El PSUC forma parte de ese amplio contingente comunista que, con otras organizaciones progresistas, articuló la cultura democrática en Europa y en el mundo gracias a la victoria del antifascismo en la II Guerra Mundial, y, pese a la clandestinidad, la mantuvo, junto al PCE, en la España franquista. El PSUC, a lo largo de toda su historia, insistió siempre en que la democracia era un objetivo inseparable del socialismo que propugna, alimentó la centralidad de los trabajadores en la tradición del movimiento obrero surgido con la revolución industrial, defendió los derechos nacionales de Cataluña en la apuesta por una República federal española, y el objetivo del socialismo.

Algunas imágenes acumuladas en la trayectoria del PSUC, explican la relevancia y el carácter de un partido que siempre sostuvo la dignidad en los tiempos difíciles: López Raimundo, Teresa Pàmies y Francesc Boix (el fotógrafo de Mauthausen) esperando sentados en el suelo de la estación de Montgat, en el verano de 1937, cuando aún respiraba la digna república española. Un recorte del periódico La Vanguardia, con la noticia «Consejo de guerra contra un grupo de agitadores comunistas«. López Raimundo, entre Antoni Tàpies y Joan Brossa, en la primavera de 1978, en una escena donde los tres parecen interrogarse sobre los días que estaban por llegar. Dolores Ibárruri hablando con López Raimundo, junto a Enrico Berlinguer que sonríe mientras observa las gradas llenas de la Monumental de Barcelona, en mayo del mismo año. Un acto en las Casas Baratas de la Zona Franca, con una chica que reparte claveles rojos. Un hombre que mira el dibujo, de Josep Renau, de un hombre encadenado, en el México de 1952, con la leyenda «los puños en alto… el corazón comunista». Una risueña Montserrat Roig, junto a Rafael Alberti, en el primer viaje que el poeta hizo a Barcelona tras la larga noche franquista. Miguel Núñez y Gutiérrez Díaz, un día de febrero de 2004, en el Fosar de la Pedrera de Montjuïc, recordando a los dirigentes del PSUC (Numen Mestre, Pere Valverde, Ángel Carrero, Joaquim Puig Pidemunt) fusilados en el Camp de la Bota en 1949.

En estos ochenta años, el PSUC ha hecho un largo viaje, llevando entre sus filas desde Joan Comorera a Montserrat Roig, desde Marina Ginestà a Cipriano García, desde López Raimundo a Trinidad Gallego, de Neus Català a Gutiérrez Díaz, de Margarida Abril a Miguel Núñez, de Ovidi Montllor a Teresa Pàmies, de Vázquez Montalbán a Alfred Lucchetti, de Tomasa Cuevas a Leopoldo Espuny. Ahí está ahora, con ochenta años, junto al PCE, limitado pero firme, navegando en otros tiempos de confusión, de incertidumbre y temor ante el futuro, resistiendo el huracán neoliberal de los últimos años, enfrentando el vendaval de las derrotas, dispuesto, como siempre, a interrogar el futuro; un partido, que, a diferencia de aquel documento que le entregó la policía fascista a Gregorio López Raimundo, sabe que tiene entre las manos un pasaporte que no caduca porque no es válido para un solo viaje.

• _Datos registrados_:
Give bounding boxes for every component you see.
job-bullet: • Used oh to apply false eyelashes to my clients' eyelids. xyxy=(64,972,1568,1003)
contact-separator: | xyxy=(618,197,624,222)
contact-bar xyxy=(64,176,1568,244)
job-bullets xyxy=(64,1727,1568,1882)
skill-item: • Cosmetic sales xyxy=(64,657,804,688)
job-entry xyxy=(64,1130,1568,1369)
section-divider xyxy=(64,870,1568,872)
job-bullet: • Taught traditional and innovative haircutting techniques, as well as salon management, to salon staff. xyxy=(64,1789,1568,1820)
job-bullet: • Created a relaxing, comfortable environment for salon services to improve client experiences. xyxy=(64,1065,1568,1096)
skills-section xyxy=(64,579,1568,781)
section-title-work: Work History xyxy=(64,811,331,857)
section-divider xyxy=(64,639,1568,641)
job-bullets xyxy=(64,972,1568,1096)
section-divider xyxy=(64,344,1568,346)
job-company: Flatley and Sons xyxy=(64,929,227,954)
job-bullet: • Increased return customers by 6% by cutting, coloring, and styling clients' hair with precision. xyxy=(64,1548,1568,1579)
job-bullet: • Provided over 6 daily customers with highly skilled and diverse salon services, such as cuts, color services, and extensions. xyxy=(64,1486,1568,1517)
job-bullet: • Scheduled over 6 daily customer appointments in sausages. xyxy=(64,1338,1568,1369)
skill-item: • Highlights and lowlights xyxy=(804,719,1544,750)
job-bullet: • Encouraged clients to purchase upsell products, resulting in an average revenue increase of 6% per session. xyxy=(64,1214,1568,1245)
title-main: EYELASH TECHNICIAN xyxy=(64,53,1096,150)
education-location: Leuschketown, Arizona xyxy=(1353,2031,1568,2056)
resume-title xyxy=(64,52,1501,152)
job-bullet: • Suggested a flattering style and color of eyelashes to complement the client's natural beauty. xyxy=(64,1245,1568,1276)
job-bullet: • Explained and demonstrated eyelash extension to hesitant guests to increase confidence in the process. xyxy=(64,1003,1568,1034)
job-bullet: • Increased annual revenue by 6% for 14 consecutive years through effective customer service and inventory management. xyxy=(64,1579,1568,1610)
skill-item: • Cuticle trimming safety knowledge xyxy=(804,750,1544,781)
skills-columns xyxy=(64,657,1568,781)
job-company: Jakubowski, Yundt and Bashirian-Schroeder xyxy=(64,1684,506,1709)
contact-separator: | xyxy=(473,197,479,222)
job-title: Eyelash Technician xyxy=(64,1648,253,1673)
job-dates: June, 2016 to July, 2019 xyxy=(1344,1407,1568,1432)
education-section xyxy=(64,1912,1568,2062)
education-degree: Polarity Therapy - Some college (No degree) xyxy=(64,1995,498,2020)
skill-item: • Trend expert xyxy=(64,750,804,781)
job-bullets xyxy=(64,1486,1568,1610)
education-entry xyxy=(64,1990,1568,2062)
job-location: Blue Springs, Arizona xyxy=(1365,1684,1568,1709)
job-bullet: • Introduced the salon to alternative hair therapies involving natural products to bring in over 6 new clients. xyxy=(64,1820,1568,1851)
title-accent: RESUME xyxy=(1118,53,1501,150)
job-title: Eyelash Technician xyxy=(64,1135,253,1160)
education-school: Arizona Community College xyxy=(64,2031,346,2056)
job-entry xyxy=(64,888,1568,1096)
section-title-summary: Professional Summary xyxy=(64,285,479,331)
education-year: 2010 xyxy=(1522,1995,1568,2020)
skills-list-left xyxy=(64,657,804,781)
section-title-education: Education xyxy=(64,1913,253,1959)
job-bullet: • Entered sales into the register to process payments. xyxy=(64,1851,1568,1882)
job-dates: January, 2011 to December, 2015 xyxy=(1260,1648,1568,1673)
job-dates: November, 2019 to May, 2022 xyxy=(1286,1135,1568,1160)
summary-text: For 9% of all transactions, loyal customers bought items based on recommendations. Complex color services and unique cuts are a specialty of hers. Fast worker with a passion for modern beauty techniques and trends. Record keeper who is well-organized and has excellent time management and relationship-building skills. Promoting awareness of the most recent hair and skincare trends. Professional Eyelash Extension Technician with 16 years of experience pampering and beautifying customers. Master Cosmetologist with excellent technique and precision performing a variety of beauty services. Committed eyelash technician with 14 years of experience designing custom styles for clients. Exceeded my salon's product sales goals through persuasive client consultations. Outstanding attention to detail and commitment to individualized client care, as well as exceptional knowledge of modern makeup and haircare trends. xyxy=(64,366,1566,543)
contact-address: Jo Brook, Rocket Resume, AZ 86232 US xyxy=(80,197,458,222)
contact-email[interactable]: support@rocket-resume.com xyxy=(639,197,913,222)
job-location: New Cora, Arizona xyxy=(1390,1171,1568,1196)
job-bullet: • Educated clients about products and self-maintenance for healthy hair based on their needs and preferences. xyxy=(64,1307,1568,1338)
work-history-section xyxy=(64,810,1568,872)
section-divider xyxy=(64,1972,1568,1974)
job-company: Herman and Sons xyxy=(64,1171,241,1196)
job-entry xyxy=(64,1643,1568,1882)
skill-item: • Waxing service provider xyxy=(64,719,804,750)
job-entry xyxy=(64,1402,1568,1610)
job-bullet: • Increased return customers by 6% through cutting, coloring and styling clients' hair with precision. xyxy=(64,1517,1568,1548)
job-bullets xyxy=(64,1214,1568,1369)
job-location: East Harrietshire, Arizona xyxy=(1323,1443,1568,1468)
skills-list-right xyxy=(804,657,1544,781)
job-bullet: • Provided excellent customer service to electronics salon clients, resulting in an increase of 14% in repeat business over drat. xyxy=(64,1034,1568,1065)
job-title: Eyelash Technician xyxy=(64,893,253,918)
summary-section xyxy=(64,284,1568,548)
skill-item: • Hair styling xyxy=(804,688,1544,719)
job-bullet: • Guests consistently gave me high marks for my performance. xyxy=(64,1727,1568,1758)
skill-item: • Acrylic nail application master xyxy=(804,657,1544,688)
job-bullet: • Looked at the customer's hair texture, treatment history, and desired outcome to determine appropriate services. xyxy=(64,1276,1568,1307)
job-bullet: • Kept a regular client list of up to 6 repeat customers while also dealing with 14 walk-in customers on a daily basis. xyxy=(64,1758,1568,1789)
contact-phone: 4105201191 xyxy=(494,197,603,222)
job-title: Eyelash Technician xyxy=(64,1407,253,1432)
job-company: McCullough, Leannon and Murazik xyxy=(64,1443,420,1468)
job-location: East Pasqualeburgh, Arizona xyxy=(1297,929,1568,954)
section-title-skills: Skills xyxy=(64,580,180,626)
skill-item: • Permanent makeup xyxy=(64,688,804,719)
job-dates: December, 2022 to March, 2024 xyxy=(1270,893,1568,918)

• _Comprueba tu comprensión_:
(a) Según el fragmento sobre el PSUC, ¿en qué lugar fueron fusilados en 1949 los dirigentes del partido que recuerdan Miguel Núñez y Gutiérrez Díaz?
(b) Reescribe el tramo del fragmento sobre el PSUC que va de "En estos ochenta" a "un solo viaje.", sustituyendo "huracán" por "ciclón".

• _Tus respuestas_:
(a) En el Camp de la Bota.

(b)
En estos ochenta años, el PSUC ha hecho un largo viaje, llevando entre sus filas desde Joan Comorera a Montserrat Roig, desde Marina Ginestà a Cipriano García, desde López Raimundo a Trinidad Gallego, de Neus Català a Gutiérrez Díaz, de Margarida Abril a Miguel Núñez, de Ovidi Montllor a Teresa Pàmies, de Vázquez Montalbán a Alfred Lucchetti, de Tomasa Cuevas a Leopoldo Espuny. Ahí está ahora, con ochenta años, junto al PCE, limitado pero firme, navegando en otros tiempos de confusión, de incertidumbre y temor ante el futuro, resistiendo el ciclón neoliberal de los últimos años, enfrentando el vendaval de las derrotas, dispuesto, como siempre, a interrogar el futuro; un partido, que, a diferencia de aquel documento que le entregó la policía fascista a Gregorio López Raimundo, sabe que tiene entre las manos un pasaporte que no caduca porque no es válido para un solo viaje.